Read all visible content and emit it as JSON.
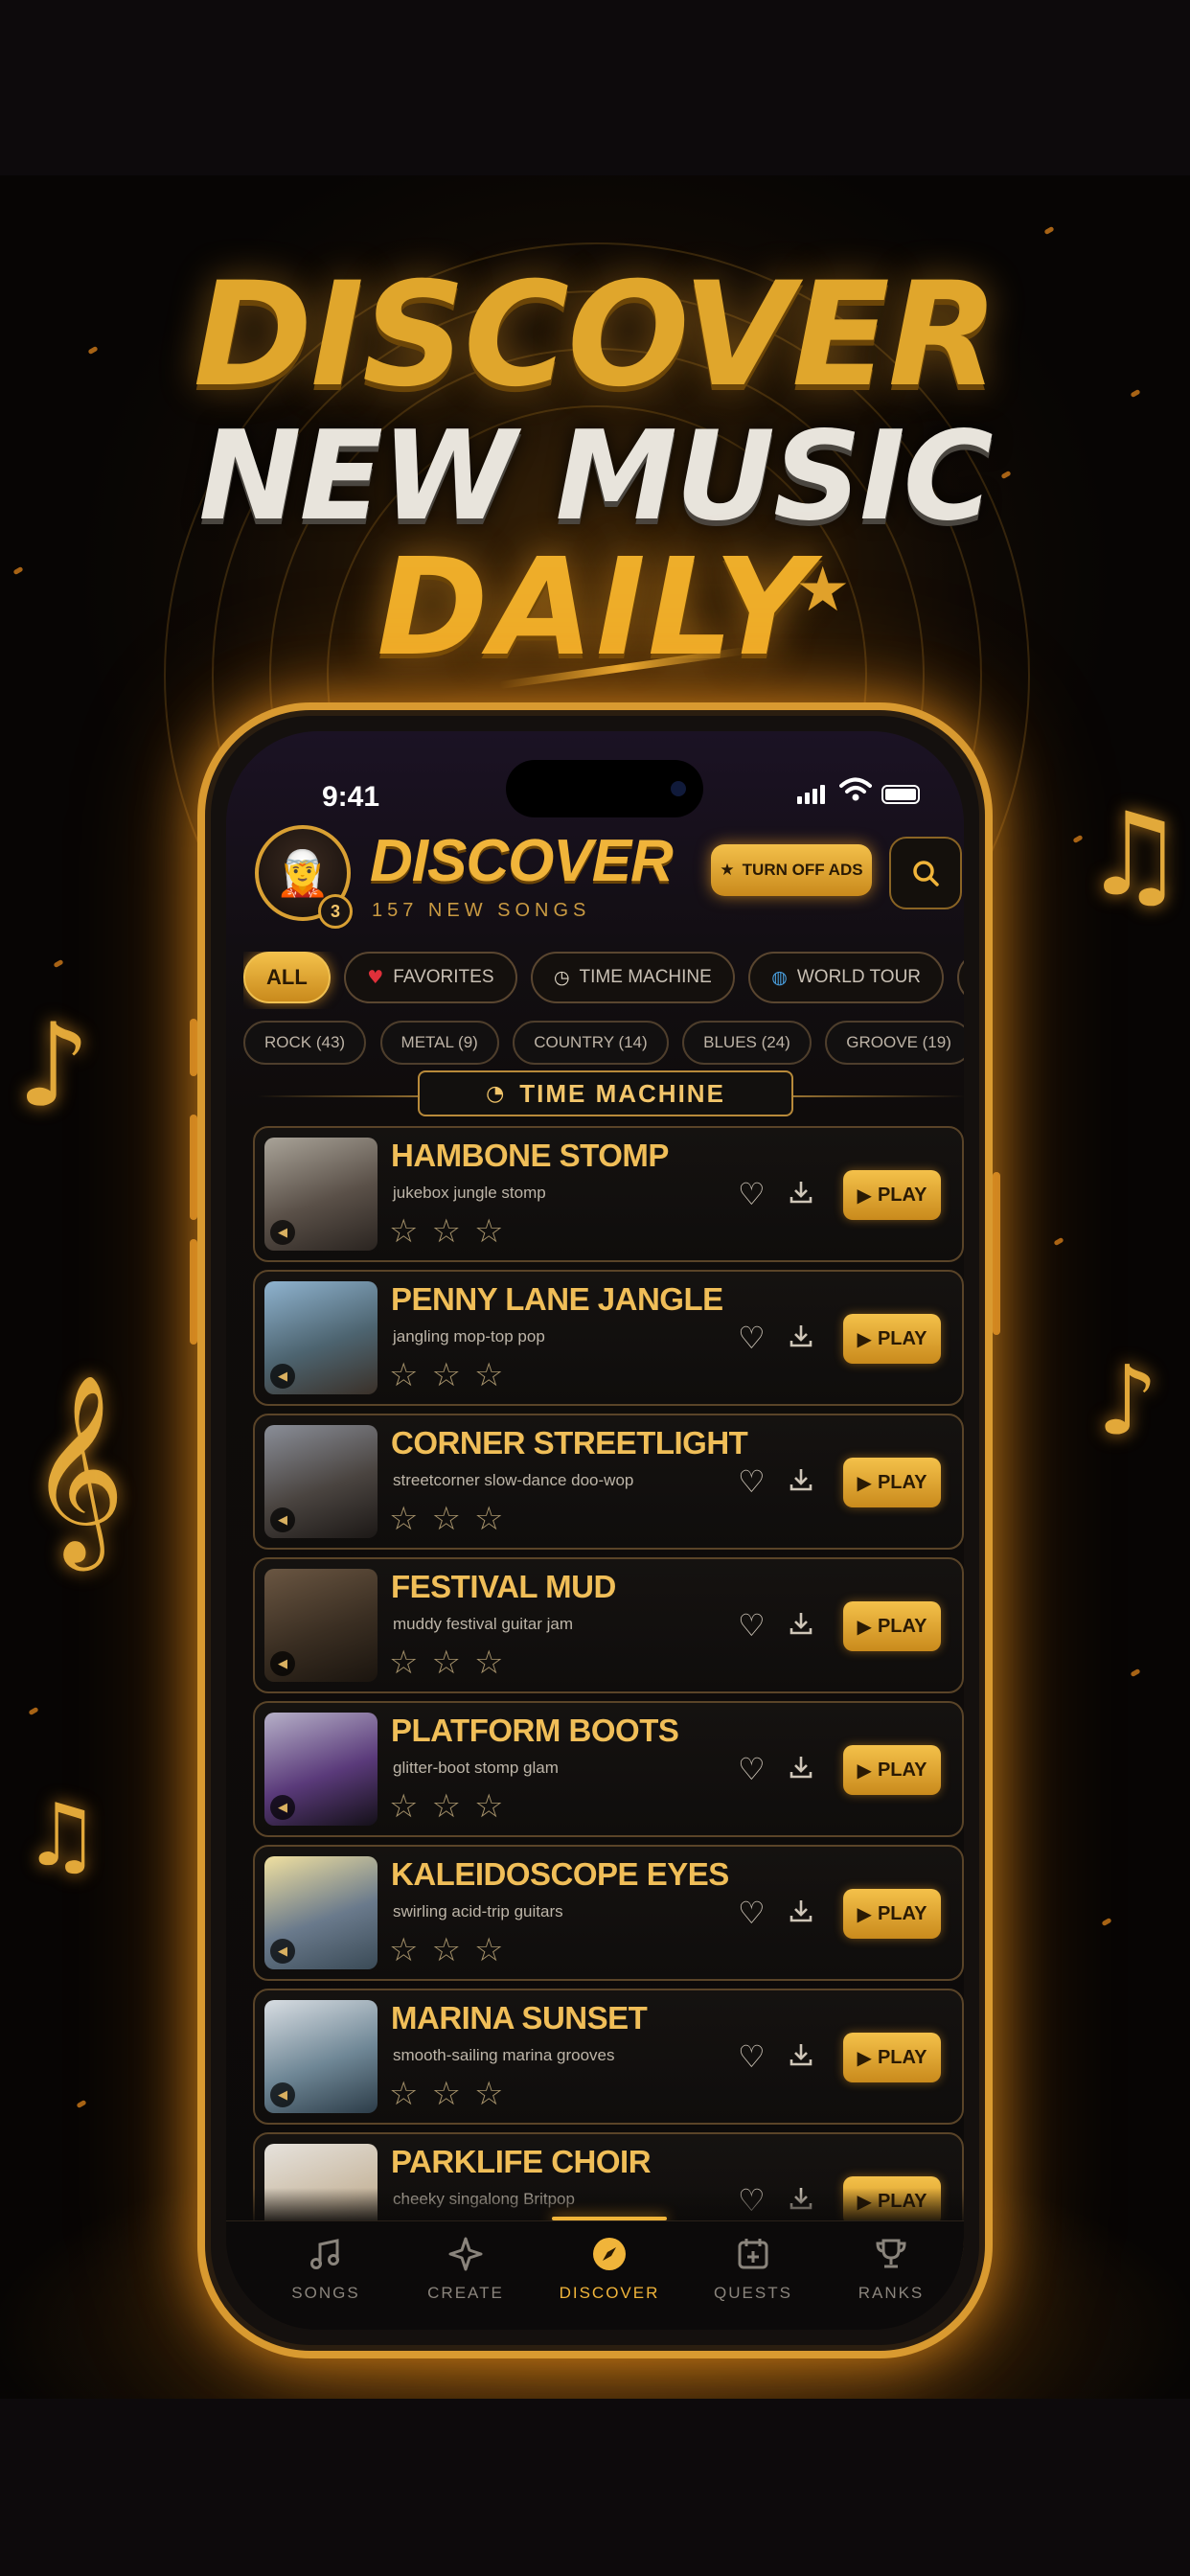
{
  "headline": {
    "line1": "DISCOVER",
    "line2": "NEW MUSIC",
    "line3": "DAILY"
  },
  "status": {
    "time": "9:41"
  },
  "header": {
    "title": "DISCOVER",
    "subtitle": "157 NEW SONGS",
    "level": "3",
    "ads_button": "TURN OFF ADS"
  },
  "categories": [
    {
      "label": "ALL",
      "icon": ""
    },
    {
      "label": "FAVORITES",
      "icon": "heart-icon"
    },
    {
      "label": "TIME MACHINE",
      "icon": "clock-icon"
    },
    {
      "label": "WORLD TOUR",
      "icon": "globe-icon"
    },
    {
      "label": "C",
      "icon": "card-icon"
    }
  ],
  "genres": [
    "ROCK (43)",
    "METAL (9)",
    "COUNTRY (14)",
    "BLUES (24)",
    "GROOVE (19)",
    "WO"
  ],
  "section": {
    "label": "TIME MACHINE"
  },
  "songs": [
    {
      "title": "HAMBONE STOMP",
      "desc": "jukebox jungle stomp",
      "play": "PLAY",
      "colors": [
        "#a9a398",
        "#5a5048",
        "#2a2420"
      ]
    },
    {
      "title": "PENNY LANE JANGLE",
      "desc": "jangling mop-top pop",
      "play": "PLAY",
      "colors": [
        "#8fb3cf",
        "#4d6470",
        "#3a3028"
      ]
    },
    {
      "title": "CORNER STREETLIGHT",
      "desc": "streetcorner slow-dance doo-wop",
      "play": "PLAY",
      "colors": [
        "#8a8e98",
        "#4a4440",
        "#1c1816"
      ]
    },
    {
      "title": "FESTIVAL MUD",
      "desc": "muddy festival guitar jam",
      "play": "PLAY",
      "colors": [
        "#6a5642",
        "#3a2e22",
        "#1a140e"
      ]
    },
    {
      "title": "PLATFORM BOOTS",
      "desc": "glitter-boot stomp glam",
      "play": "PLAY",
      "colors": [
        "#b6b0c8",
        "#5a3a7a",
        "#141018"
      ]
    },
    {
      "title": "KALEIDOSCOPE EYES",
      "desc": "swirling acid-trip guitars",
      "play": "PLAY",
      "colors": [
        "#f0e0a0",
        "#6a7a8c",
        "#3a4a56"
      ]
    },
    {
      "title": "MARINA SUNSET",
      "desc": "smooth-sailing marina grooves",
      "play": "PLAY",
      "colors": [
        "#d8dde2",
        "#6f8796",
        "#2c3c48"
      ]
    },
    {
      "title": "PARKLIFE CHOIR",
      "desc": "cheeky singalong Britpop",
      "play": "PLAY",
      "colors": [
        "#e6e2dc",
        "#c8b8a0",
        "#8a7a64"
      ]
    }
  ],
  "tabs": [
    {
      "label": "SONGS",
      "icon": "music-note-icon"
    },
    {
      "label": "CREATE",
      "icon": "sparkle-icon"
    },
    {
      "label": "DISCOVER",
      "icon": "compass-icon"
    },
    {
      "label": "QUESTS",
      "icon": "calendar-plus-icon"
    },
    {
      "label": "RANKS",
      "icon": "trophy-icon"
    }
  ],
  "colors": {
    "accent": "#f0b43a",
    "background": "#0c0a09",
    "card_border": "#5a4428"
  }
}
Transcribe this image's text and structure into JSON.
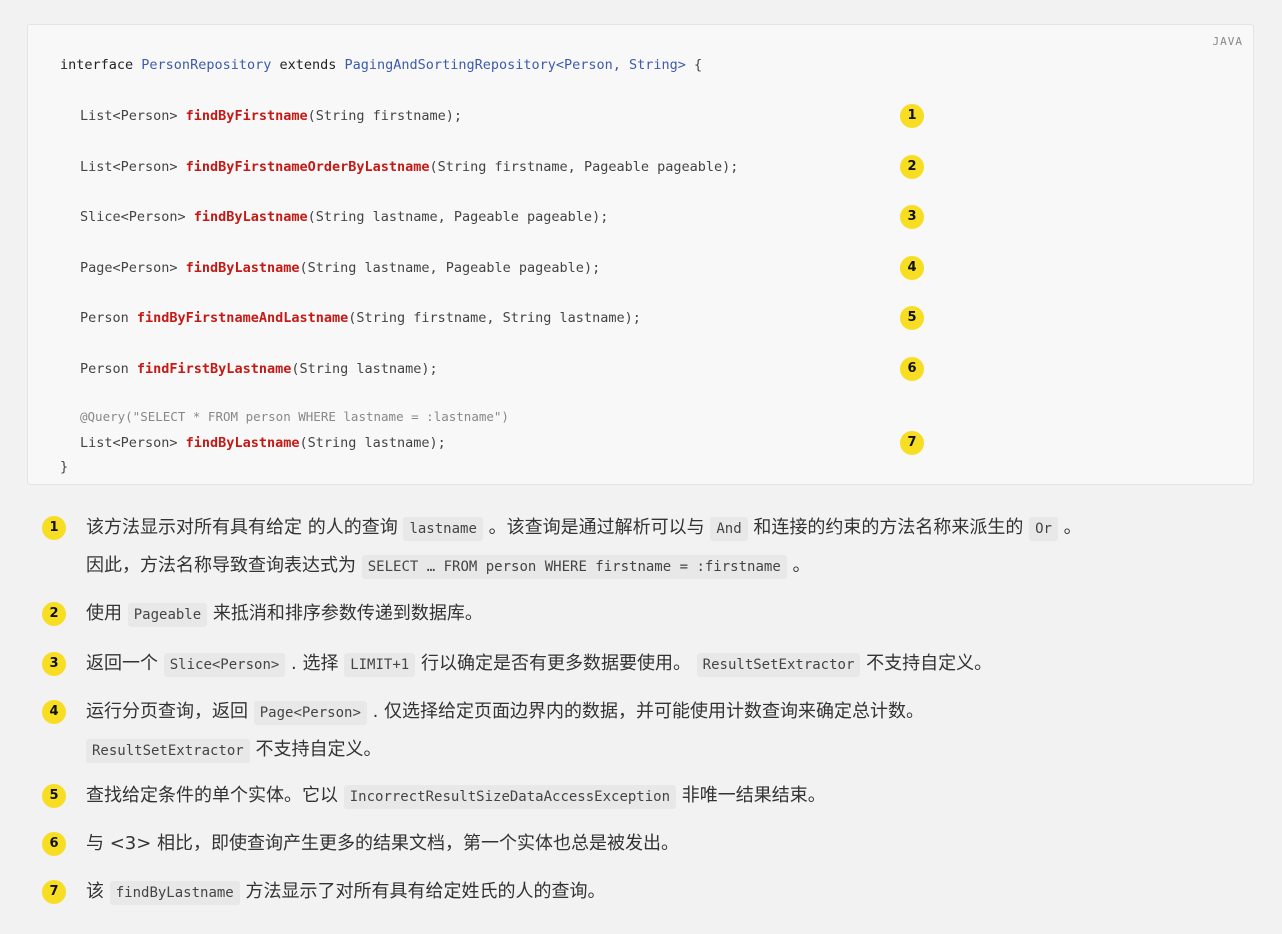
{
  "code_block": {
    "language": "JAVA",
    "header": {
      "kw_interface": "interface",
      "name": "PersonRepository",
      "kw_extends": "extends",
      "parent": "PagingAndSortingRepository<Person, String>",
      "brace": " {"
    },
    "lines": [
      {
        "ret": "List<Person> ",
        "method": "findByFirstname",
        "params": "(String firstname);",
        "callout": "1"
      },
      {
        "ret": "List<Person> ",
        "method": "findByFirstnameOrderByLastname",
        "params": "(String firstname, Pageable pageable);",
        "callout": "2"
      },
      {
        "ret": "Slice<Person> ",
        "method": "findByLastname",
        "params": "(String lastname, Pageable pageable);",
        "callout": "3"
      },
      {
        "ret": "Page<Person> ",
        "method": "findByLastname",
        "params": "(String lastname, Pageable pageable);",
        "callout": "4"
      },
      {
        "ret": "Person ",
        "method": "findByFirstnameAndLastname",
        "params": "(String firstname, String lastname);",
        "callout": "5"
      },
      {
        "ret": "Person ",
        "method": "findFirstByLastname",
        "params": "(String lastname);",
        "callout": "6"
      },
      {
        "ret": "List<Person> ",
        "method": "findByLastname",
        "params": "(String lastname);",
        "callout": "7"
      }
    ],
    "annotation": "@Query(\"SELECT * FROM person WHERE lastname = :lastname\")",
    "closing_brace": "}"
  },
  "notes": [
    {
      "num": "1",
      "parts": [
        {
          "t": "该方法显示对所有具有给定 的人的查询 "
        },
        {
          "c": "lastname"
        },
        {
          "t": " 。该查询是通过解析可以与 "
        },
        {
          "c": "And"
        },
        {
          "t": " 和连接的约束的方法名称来派生的 "
        },
        {
          "c": "Or"
        },
        {
          "t": " 。"
        }
      ],
      "parts2": [
        {
          "t": "因此，方法名称导致查询表达式为 "
        },
        {
          "c": "SELECT … FROM person WHERE firstname = :firstname"
        },
        {
          "t": " 。"
        }
      ]
    },
    {
      "num": "2",
      "parts": [
        {
          "t": "使用 "
        },
        {
          "c": "Pageable"
        },
        {
          "t": " 来抵消和排序参数传递到数据库。"
        }
      ]
    },
    {
      "num": "3",
      "parts": [
        {
          "t": "返回一个 "
        },
        {
          "c": "Slice<Person>"
        },
        {
          "t": " . 选择 "
        },
        {
          "c": "LIMIT+1"
        },
        {
          "t": " 行以确定是否有更多数据要使用。 "
        },
        {
          "c": "ResultSetExtractor"
        },
        {
          "t": " 不支持自定义。"
        }
      ]
    },
    {
      "num": "4",
      "parts": [
        {
          "t": "运行分页查询，返回 "
        },
        {
          "c": "Page<Person>"
        },
        {
          "t": " . 仅选择给定页面边界内的数据，并可能使用计数查询来确定总计数。"
        }
      ],
      "parts2": [
        {
          "c": "ResultSetExtractor"
        },
        {
          "t": " 不支持自定义。"
        }
      ]
    },
    {
      "num": "5",
      "parts": [
        {
          "t": "查找给定条件的单个实体。它以 "
        },
        {
          "c": "IncorrectResultSizeDataAccessException"
        },
        {
          "t": " 非唯一结果结束。"
        }
      ]
    },
    {
      "num": "6",
      "parts": [
        {
          "t": "与 <3> 相比，即使查询产生更多的结果文档，第一个实体也总是被发出。"
        }
      ]
    },
    {
      "num": "7",
      "parts": [
        {
          "t": "该 "
        },
        {
          "c": "findByLastname"
        },
        {
          "t": " 方法显示了对所有具有给定姓氏的人的查询。"
        }
      ]
    }
  ]
}
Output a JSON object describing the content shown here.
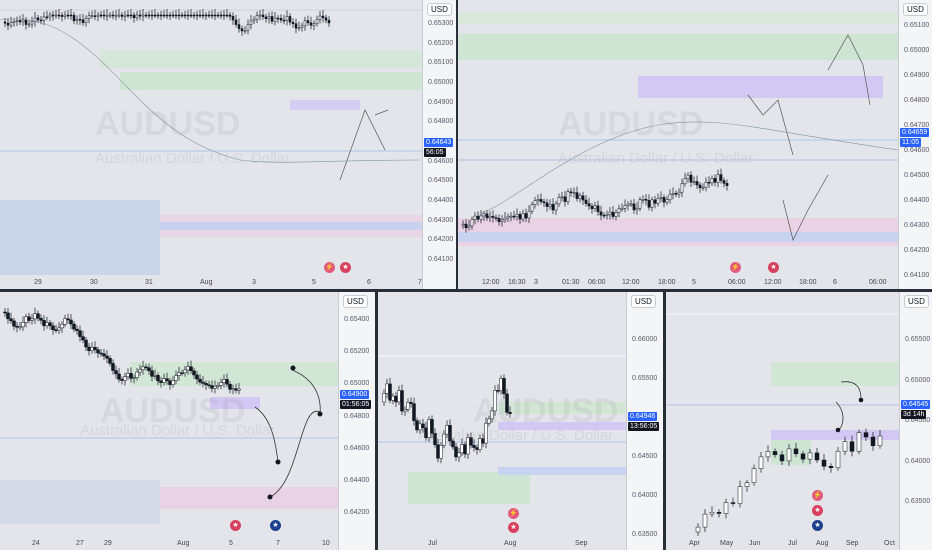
{
  "currency": "USD",
  "watermark": {
    "symbol": "AUDUSD",
    "name": "Australian Dollar / U.S. Dollar"
  },
  "icons": [
    "lightning-icon",
    "us-flag-icon",
    "au-flag-icon"
  ],
  "colors": {
    "up": "#ffffff",
    "down": "#131722",
    "price_tag": "#2962ff",
    "timer_tag": "#131722",
    "supply_zone": "#b2dfb9",
    "demand_zone": "#a7c7f0",
    "purple_zone": "#c9b8f5",
    "pink_zone": "#f4c6d6"
  },
  "panels": [
    {
      "id": "p1",
      "price_labels": [
        "0.65300",
        "0.65200",
        "0.65100",
        "0.65000",
        "0.64900",
        "0.64800",
        "0.64700",
        "0.64600",
        "0.64500",
        "0.64400",
        "0.64300",
        "0.64200",
        "0.64100"
      ],
      "price_tag": "0.64643",
      "timer": "56:05",
      "time_labels": [
        "29",
        "30",
        "31",
        "Aug",
        "3",
        "5",
        "6",
        "7"
      ]
    },
    {
      "id": "p2",
      "price_labels": [
        "0.65100",
        "0.65000",
        "0.64900",
        "0.64800",
        "0.64700",
        "0.64600",
        "0.64500",
        "0.64400",
        "0.64300",
        "0.64200",
        "0.64100"
      ],
      "price_tag": "0.64659",
      "timer": "11:05",
      "time_labels": [
        "12:00",
        "16:30",
        "3",
        "01:30",
        "06:00",
        "12:00",
        "18:00",
        "5",
        "06:00",
        "12:00",
        "18:00",
        "6",
        "06:00"
      ]
    },
    {
      "id": "p3",
      "price_labels": [
        "0.65400",
        "0.65200",
        "0.65000",
        "0.64800",
        "0.64600",
        "0.64400",
        "0.64200"
      ],
      "price_tag": "0.64900",
      "timer": "01:56:05",
      "time_labels": [
        "24",
        "27",
        "29",
        "Aug",
        "5",
        "7",
        "10"
      ]
    },
    {
      "id": "p4",
      "price_labels": [
        "0.66000",
        "0.65500",
        "0.65000",
        "0.64500",
        "0.64000",
        "0.63500"
      ],
      "price_tag": "0.64946",
      "timer": "13:56:05",
      "time_labels": [
        "Jul",
        "Aug",
        "Sep"
      ]
    },
    {
      "id": "p5",
      "price_labels": [
        "0.65500",
        "0.65000",
        "0.64500",
        "0.64000",
        "0.63500"
      ],
      "price_tag": "0.64545",
      "timer": "3d 14h",
      "time_labels": [
        "Apr",
        "May",
        "Jun",
        "Jul",
        "Aug",
        "Sep",
        "Oct"
      ]
    }
  ]
}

● **YOUR TASK**:
Show the lines of the records that include the string "DISCOVER".

● **THE OUTPUT**:
    "line1": "DISCOVER",
    "title": "DISCOVER",
      "label": "DISCOVER",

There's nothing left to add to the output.